(Dataset rows)
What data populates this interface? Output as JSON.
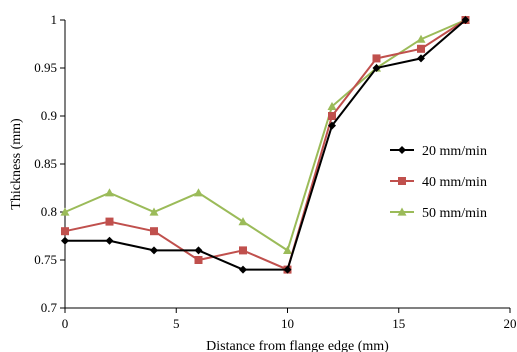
{
  "chart_data": {
    "type": "line",
    "title": "",
    "xlabel": "Distance from flange edge (mm)",
    "ylabel": "Thickness (mm)",
    "xlim": [
      0,
      20
    ],
    "ylim": [
      0.7,
      1.0
    ],
    "x_ticks": [
      0,
      5,
      10,
      15,
      20
    ],
    "y_ticks": [
      0.7,
      0.75,
      0.8,
      0.85,
      0.9,
      0.95,
      1.0
    ],
    "x_tick_labels": [
      "0",
      "5",
      "10",
      "15",
      "20"
    ],
    "y_tick_labels": [
      "0.7",
      "0.75",
      "0.8",
      "0.85",
      "0.9",
      "0.95",
      "1"
    ],
    "grid": false,
    "legend_position": "right",
    "x": [
      0,
      2,
      4,
      6,
      8,
      10,
      12,
      14,
      16,
      18
    ],
    "series": [
      {
        "name": "20 mm/min",
        "color": "#000000",
        "marker": "diamond",
        "values": [
          0.77,
          0.77,
          0.76,
          0.76,
          0.74,
          0.74,
          0.89,
          0.95,
          0.96,
          1.0
        ]
      },
      {
        "name": "40 mm/min",
        "color": "#c0504d",
        "marker": "square",
        "values": [
          0.78,
          0.79,
          0.78,
          0.75,
          0.76,
          0.74,
          0.9,
          0.96,
          0.97,
          1.0
        ]
      },
      {
        "name": "50 mm/min",
        "color": "#9bbb59",
        "marker": "triangle",
        "values": [
          0.8,
          0.82,
          0.8,
          0.82,
          0.79,
          0.76,
          0.91,
          0.95,
          0.98,
          1.0
        ]
      }
    ]
  }
}
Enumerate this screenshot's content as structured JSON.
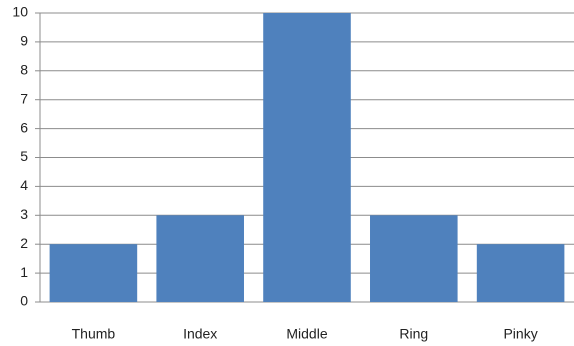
{
  "chart_data": {
    "type": "bar",
    "categories": [
      "Thumb",
      "Index",
      "Middle",
      "Ring",
      "Pinky"
    ],
    "values": [
      2,
      3,
      10,
      3,
      2
    ],
    "color": "#4f81bd",
    "ylim": [
      0,
      10
    ],
    "yticks": [
      0,
      1,
      2,
      3,
      4,
      5,
      6,
      7,
      8,
      9,
      10
    ],
    "grid": true
  }
}
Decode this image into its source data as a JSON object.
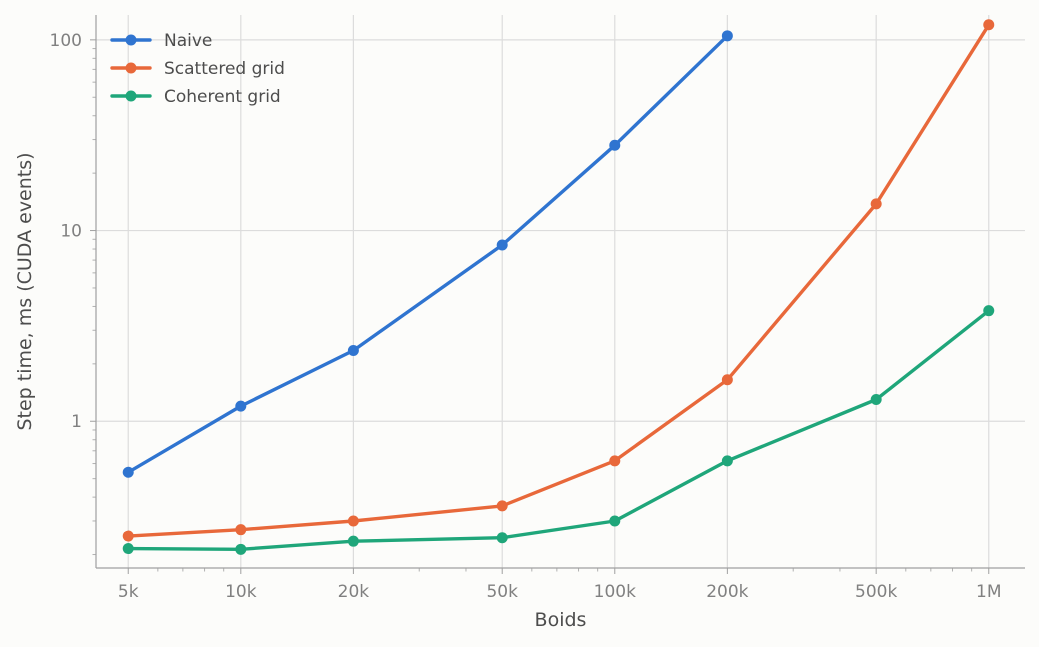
{
  "chart_data": {
    "type": "line",
    "xscale": "log",
    "yscale": "log",
    "xlabel": "Boids",
    "ylabel": "Step time, ms (CUDA events)",
    "x": [
      5000,
      10000,
      20000,
      50000,
      100000,
      200000,
      500000,
      1000000
    ],
    "x_tick_labels": [
      "5k",
      "10k",
      "20k",
      "50k",
      "100k",
      "200k",
      "500k",
      "1M"
    ],
    "y_ticks": [
      1,
      10,
      100
    ],
    "y_tick_labels": [
      "1",
      "10",
      "100"
    ],
    "xlim": [
      4100,
      1250000
    ],
    "ylim": [
      0.17,
      135
    ],
    "grid": true,
    "legend_position": "top-left",
    "series": [
      {
        "name": "Naive",
        "color": "#2f74d0",
        "points": [
          [
            5000,
            0.54
          ],
          [
            10000,
            1.2
          ],
          [
            20000,
            2.35
          ],
          [
            50000,
            8.4
          ],
          [
            100000,
            28
          ],
          [
            200000,
            105
          ]
        ]
      },
      {
        "name": "Scattered grid",
        "color": "#e8683a",
        "points": [
          [
            5000,
            0.25
          ],
          [
            10000,
            0.27
          ],
          [
            20000,
            0.3
          ],
          [
            50000,
            0.36
          ],
          [
            100000,
            0.62
          ],
          [
            200000,
            1.65
          ],
          [
            500000,
            13.8
          ],
          [
            1000000,
            120
          ]
        ]
      },
      {
        "name": "Coherent grid",
        "color": "#1fa67a",
        "points": [
          [
            5000,
            0.215
          ],
          [
            10000,
            0.213
          ],
          [
            20000,
            0.235
          ],
          [
            50000,
            0.245
          ],
          [
            100000,
            0.3
          ],
          [
            200000,
            0.62
          ],
          [
            500000,
            1.3
          ],
          [
            1000000,
            3.8
          ]
        ]
      }
    ]
  }
}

> [DO THIS] Reproduce every record word for word. The copy must contain no pictures.

> [IN RESPONSE]
What data populates this interface? Output as JSON.
{
  "chart_data": {
    "type": "line",
    "title": "",
    "xlabel": "Distance from flange edge (mm)",
    "ylabel": "Thickness (mm)",
    "xlim": [
      0,
      20
    ],
    "ylim": [
      0.7,
      1.0
    ],
    "x_ticks": [
      0,
      5,
      10,
      15,
      20
    ],
    "y_ticks": [
      0.7,
      0.75,
      0.8,
      0.85,
      0.9,
      0.95,
      1.0
    ],
    "x_tick_labels": [
      "0",
      "5",
      "10",
      "15",
      "20"
    ],
    "y_tick_labels": [
      "0.7",
      "0.75",
      "0.8",
      "0.85",
      "0.9",
      "0.95",
      "1"
    ],
    "grid": false,
    "legend_position": "right",
    "x": [
      0,
      2,
      4,
      6,
      8,
      10,
      12,
      14,
      16,
      18
    ],
    "series": [
      {
        "name": "20 mm/min",
        "color": "#000000",
        "marker": "diamond",
        "values": [
          0.77,
          0.77,
          0.76,
          0.76,
          0.74,
          0.74,
          0.89,
          0.95,
          0.96,
          1.0
        ]
      },
      {
        "name": "40 mm/min",
        "color": "#c0504d",
        "marker": "square",
        "values": [
          0.78,
          0.79,
          0.78,
          0.75,
          0.76,
          0.74,
          0.9,
          0.96,
          0.97,
          1.0
        ]
      },
      {
        "name": "50 mm/min",
        "color": "#9bbb59",
        "marker": "triangle",
        "values": [
          0.8,
          0.82,
          0.8,
          0.82,
          0.79,
          0.76,
          0.91,
          0.95,
          0.98,
          1.0
        ]
      }
    ]
  }
}
Enumerate this screenshot's content as structured JSON.
{
  "chart_data": {
    "type": "bar",
    "categories": [
      "Thumb",
      "Index",
      "Middle",
      "Ring",
      "Pinky"
    ],
    "values": [
      2,
      3,
      10,
      3,
      2
    ],
    "color": "#4f81bd",
    "ylim": [
      0,
      10
    ],
    "yticks": [
      0,
      1,
      2,
      3,
      4,
      5,
      6,
      7,
      8,
      9,
      10
    ],
    "grid": true
  }
}
Decode this image into its source data as a JSON object.
{
  "chart_data": {
    "type": "line",
    "xscale": "log",
    "yscale": "log",
    "xlabel": "Boids",
    "ylabel": "Step time, ms (CUDA events)",
    "x": [
      5000,
      10000,
      20000,
      50000,
      100000,
      200000,
      500000,
      1000000
    ],
    "x_tick_labels": [
      "5k",
      "10k",
      "20k",
      "50k",
      "100k",
      "200k",
      "500k",
      "1M"
    ],
    "y_ticks": [
      1,
      10,
      100
    ],
    "y_tick_labels": [
      "1",
      "10",
      "100"
    ],
    "xlim": [
      4100,
      1250000
    ],
    "ylim": [
      0.17,
      135
    ],
    "grid": true,
    "legend_position": "top-left",
    "series": [
      {
        "name": "Naive",
        "color": "#2f74d0",
        "points": [
          [
            5000,
            0.54
          ],
          [
            10000,
            1.2
          ],
          [
            20000,
            2.35
          ],
          [
            50000,
            8.4
          ],
          [
            100000,
            28
          ],
          [
            200000,
            105
          ]
        ]
      },
      {
        "name": "Scattered grid",
        "color": "#e8683a",
        "points": [
          [
            5000,
            0.25
          ],
          [
            10000,
            0.27
          ],
          [
            20000,
            0.3
          ],
          [
            50000,
            0.36
          ],
          [
            100000,
            0.62
          ],
          [
            200000,
            1.65
          ],
          [
            500000,
            13.8
          ],
          [
            1000000,
            120
          ]
        ]
      },
      {
        "name": "Coherent grid",
        "color": "#1fa67a",
        "points": [
          [
            5000,
            0.215
          ],
          [
            10000,
            0.213
          ],
          [
            20000,
            0.235
          ],
          [
            50000,
            0.245
          ],
          [
            100000,
            0.3
          ],
          [
            200000,
            0.62
          ],
          [
            500000,
            1.3
          ],
          [
            1000000,
            3.8
          ]
        ]
      }
    ]
  }
}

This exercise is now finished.